CHALLENGE: Will you give the material below again, every line exactly as it is?

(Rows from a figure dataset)
..........

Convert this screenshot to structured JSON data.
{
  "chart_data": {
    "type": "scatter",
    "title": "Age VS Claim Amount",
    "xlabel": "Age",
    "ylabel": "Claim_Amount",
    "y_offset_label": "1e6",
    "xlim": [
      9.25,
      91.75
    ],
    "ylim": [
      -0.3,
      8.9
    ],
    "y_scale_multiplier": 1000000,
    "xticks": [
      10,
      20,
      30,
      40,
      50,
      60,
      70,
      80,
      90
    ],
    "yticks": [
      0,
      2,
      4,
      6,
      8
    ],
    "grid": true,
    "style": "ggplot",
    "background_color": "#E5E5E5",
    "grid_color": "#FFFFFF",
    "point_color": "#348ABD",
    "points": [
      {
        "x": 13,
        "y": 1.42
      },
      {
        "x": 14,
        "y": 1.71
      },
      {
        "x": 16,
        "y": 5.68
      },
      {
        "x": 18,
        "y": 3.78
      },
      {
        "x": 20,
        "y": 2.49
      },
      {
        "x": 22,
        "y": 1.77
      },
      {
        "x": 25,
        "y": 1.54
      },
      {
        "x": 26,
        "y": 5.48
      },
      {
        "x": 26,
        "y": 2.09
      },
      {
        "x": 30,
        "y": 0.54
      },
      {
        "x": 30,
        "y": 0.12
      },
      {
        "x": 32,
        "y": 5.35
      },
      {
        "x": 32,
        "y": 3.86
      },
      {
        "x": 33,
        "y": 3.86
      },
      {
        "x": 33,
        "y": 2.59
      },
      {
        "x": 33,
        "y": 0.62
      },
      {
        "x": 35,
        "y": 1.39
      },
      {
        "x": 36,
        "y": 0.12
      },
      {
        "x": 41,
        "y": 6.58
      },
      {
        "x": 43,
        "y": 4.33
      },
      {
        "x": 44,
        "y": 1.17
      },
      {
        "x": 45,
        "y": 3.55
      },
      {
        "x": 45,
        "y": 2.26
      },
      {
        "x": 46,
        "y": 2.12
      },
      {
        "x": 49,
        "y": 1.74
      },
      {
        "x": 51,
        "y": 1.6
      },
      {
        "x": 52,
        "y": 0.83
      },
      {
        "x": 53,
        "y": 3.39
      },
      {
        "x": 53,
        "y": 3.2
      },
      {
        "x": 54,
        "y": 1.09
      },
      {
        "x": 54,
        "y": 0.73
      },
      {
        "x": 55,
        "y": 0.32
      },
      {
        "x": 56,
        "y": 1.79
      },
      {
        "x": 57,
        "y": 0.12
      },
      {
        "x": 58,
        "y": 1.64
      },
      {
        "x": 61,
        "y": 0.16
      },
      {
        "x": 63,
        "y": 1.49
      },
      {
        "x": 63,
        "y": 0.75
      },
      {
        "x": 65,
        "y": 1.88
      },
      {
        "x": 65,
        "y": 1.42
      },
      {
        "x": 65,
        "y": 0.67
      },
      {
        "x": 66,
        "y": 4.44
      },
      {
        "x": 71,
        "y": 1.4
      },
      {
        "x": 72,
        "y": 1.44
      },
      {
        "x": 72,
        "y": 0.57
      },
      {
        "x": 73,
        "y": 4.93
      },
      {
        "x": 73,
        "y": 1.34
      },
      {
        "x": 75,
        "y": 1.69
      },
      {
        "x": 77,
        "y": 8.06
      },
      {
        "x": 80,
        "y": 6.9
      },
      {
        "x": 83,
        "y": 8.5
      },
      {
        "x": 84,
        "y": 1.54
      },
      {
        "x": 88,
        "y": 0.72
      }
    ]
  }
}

..........

SOLUTION FOR THIS PROBLEM:
Convert this screenshot to structured JSON data.
{
  "chart_data": {
    "type": "scatter",
    "title": "Age VS Claim Amount",
    "xlabel": "Age",
    "ylabel": "Claim_Amount",
    "y_offset_label": "1e6",
    "xlim": [
      9.25,
      91.75
    ],
    "ylim": [
      -0.3,
      8.9
    ],
    "y_scale_multiplier": 1000000,
    "xticks": [
      10,
      20,
      30,
      40,
      50,
      60,
      70,
      80,
      90
    ],
    "yticks": [
      0,
      2,
      4,
      6,
      8
    ],
    "grid": true,
    "style": "ggplot",
    "background_color": "#E5E5E5",
    "grid_color": "#FFFFFF",
    "point_color": "#348ABD",
    "points": [
      {
        "x": 13,
        "y": 1.42
      },
      {
        "x": 14,
        "y": 1.71
      },
      {
        "x": 16,
        "y": 5.68
      },
      {
        "x": 18,
        "y": 3.78
      },
      {
        "x": 20,
        "y": 2.49
      },
      {
        "x": 22,
        "y": 1.77
      },
      {
        "x": 25,
        "y": 1.54
      },
      {
        "x": 26,
        "y": 5.48
      },
      {
        "x": 26,
        "y": 2.09
      },
      {
        "x": 30,
        "y": 0.54
      },
      {
        "x": 30,
        "y": 0.12
      },
      {
        "x": 32,
        "y": 5.35
      },
      {
        "x": 32,
        "y": 3.86
      },
      {
        "x": 33,
        "y": 3.86
      },
      {
        "x": 33,
        "y": 2.59
      },
      {
        "x": 33,
        "y": 0.62
      },
      {
        "x": 35,
        "y": 1.39
      },
      {
        "x": 36,
        "y": 0.12
      },
      {
        "x": 41,
        "y": 6.58
      },
      {
        "x": 43,
        "y": 4.33
      },
      {
        "x": 44,
        "y": 1.17
      },
      {
        "x": 45,
        "y": 3.55
      },
      {
        "x": 45,
        "y": 2.26
      },
      {
        "x": 46,
        "y": 2.12
      },
      {
        "x": 49,
        "y": 1.74
      },
      {
        "x": 51,
        "y": 1.6
      },
      {
        "x": 52,
        "y": 0.83
      },
      {
        "x": 53,
        "y": 3.39
      },
      {
        "x": 53,
        "y": 3.2
      },
      {
        "x": 54,
        "y": 1.09
      },
      {
        "x": 54,
        "y": 0.73
      },
      {
        "x": 55,
        "y": 0.32
      },
      {
        "x": 56,
        "y": 1.79
      },
      {
        "x": 57,
        "y": 0.12
      },
      {
        "x": 58,
        "y": 1.64
      },
      {
        "x": 61,
        "y": 0.16
      },
      {
        "x": 63,
        "y": 1.49
      },
      {
        "x": 63,
        "y": 0.75
      },
      {
        "x": 65,
        "y": 1.88
      },
      {
        "x": 65,
        "y": 1.42
      },
      {
        "x": 65,
        "y": 0.67
      },
      {
        "x": 66,
        "y": 4.44
      },
      {
        "x": 71,
        "y": 1.4
      },
      {
        "x": 72,
        "y": 1.44
      },
      {
        "x": 72,
        "y": 0.57
      },
      {
        "x": 73,
        "y": 4.93
      },
      {
        "x": 73,
        "y": 1.34
      },
      {
        "x": 75,
        "y": 1.69
      },
      {
        "x": 77,
        "y": 8.06
      },
      {
        "x": 80,
        "y": 6.9
      },
      {
        "x": 83,
        "y": 8.5
      },
      {
        "x": 84,
        "y": 1.54
      },
      {
        "x": 88,
        "y": 0.72
      }
    ]
  }
}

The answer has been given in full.